* Given problem *
Check the listing below for lines that hold "INTERNATIONAL". How many are there? Please give only the number.
Start
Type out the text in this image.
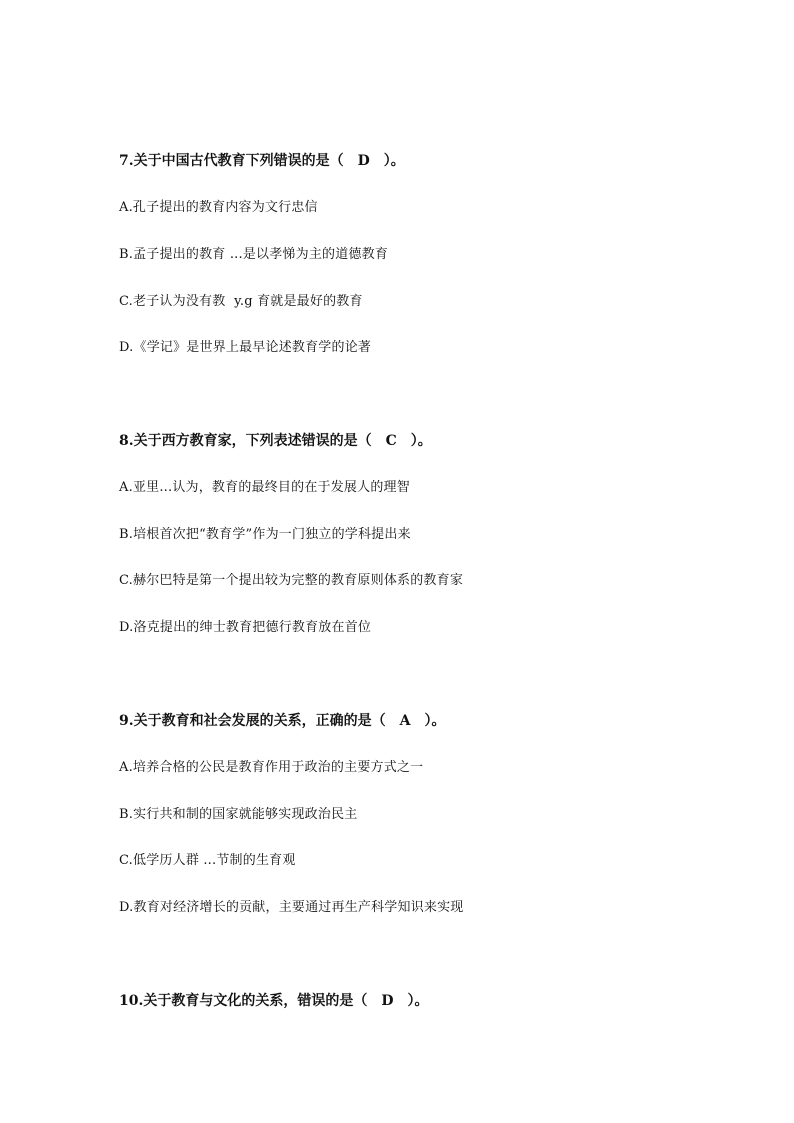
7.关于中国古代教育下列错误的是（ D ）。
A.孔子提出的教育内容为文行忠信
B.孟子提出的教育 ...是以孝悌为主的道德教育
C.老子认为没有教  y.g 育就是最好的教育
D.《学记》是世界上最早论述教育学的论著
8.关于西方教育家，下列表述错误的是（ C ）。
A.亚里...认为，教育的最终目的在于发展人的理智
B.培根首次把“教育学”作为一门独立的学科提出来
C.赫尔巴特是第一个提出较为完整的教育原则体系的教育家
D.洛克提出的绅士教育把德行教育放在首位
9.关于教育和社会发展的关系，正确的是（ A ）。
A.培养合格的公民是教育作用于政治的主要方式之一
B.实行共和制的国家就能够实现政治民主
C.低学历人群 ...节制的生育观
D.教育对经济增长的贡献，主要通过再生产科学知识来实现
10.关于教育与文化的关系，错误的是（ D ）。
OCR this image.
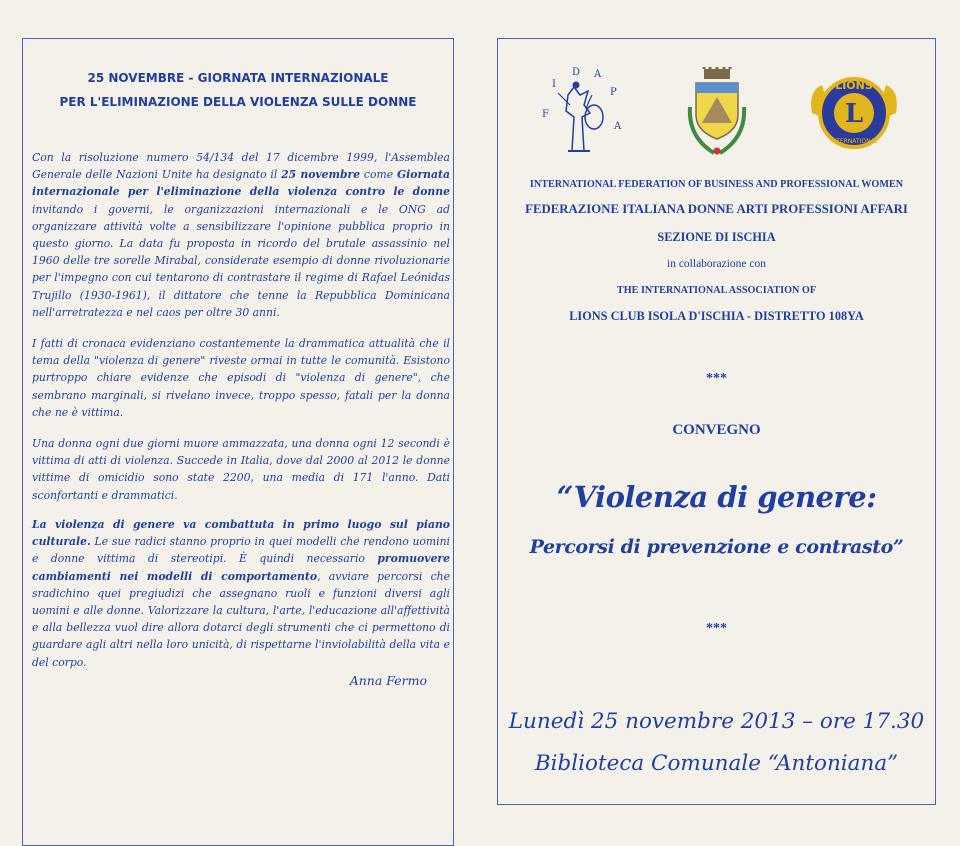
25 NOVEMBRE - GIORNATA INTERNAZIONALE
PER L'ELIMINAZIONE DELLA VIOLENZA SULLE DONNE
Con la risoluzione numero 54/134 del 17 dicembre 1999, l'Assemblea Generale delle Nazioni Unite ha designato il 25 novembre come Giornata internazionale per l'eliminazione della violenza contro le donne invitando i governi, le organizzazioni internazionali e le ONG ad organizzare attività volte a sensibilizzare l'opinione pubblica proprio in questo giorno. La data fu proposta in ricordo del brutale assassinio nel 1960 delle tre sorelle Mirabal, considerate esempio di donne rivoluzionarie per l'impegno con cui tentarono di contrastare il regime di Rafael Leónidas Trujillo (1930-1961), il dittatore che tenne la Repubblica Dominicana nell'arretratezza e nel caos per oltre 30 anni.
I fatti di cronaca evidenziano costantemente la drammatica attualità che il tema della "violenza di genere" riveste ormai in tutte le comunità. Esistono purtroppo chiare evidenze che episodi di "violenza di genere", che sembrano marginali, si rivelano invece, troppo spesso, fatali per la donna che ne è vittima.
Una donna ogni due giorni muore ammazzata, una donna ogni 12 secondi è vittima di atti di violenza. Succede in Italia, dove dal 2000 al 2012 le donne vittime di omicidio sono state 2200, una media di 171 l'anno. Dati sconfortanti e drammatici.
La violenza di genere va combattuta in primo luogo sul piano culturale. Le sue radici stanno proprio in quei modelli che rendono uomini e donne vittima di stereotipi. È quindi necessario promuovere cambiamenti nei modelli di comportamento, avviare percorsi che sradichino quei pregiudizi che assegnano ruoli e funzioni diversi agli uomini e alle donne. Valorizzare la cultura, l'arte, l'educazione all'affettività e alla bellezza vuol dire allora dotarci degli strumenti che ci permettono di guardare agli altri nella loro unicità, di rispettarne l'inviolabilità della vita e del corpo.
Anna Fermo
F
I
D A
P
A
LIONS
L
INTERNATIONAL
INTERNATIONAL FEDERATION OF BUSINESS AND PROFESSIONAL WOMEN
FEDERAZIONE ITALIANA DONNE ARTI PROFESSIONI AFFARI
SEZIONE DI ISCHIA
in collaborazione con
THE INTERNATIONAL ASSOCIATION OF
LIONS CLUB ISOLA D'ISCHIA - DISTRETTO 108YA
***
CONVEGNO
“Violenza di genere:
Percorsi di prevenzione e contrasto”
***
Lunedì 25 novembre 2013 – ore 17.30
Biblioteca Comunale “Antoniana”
End
* Response *
3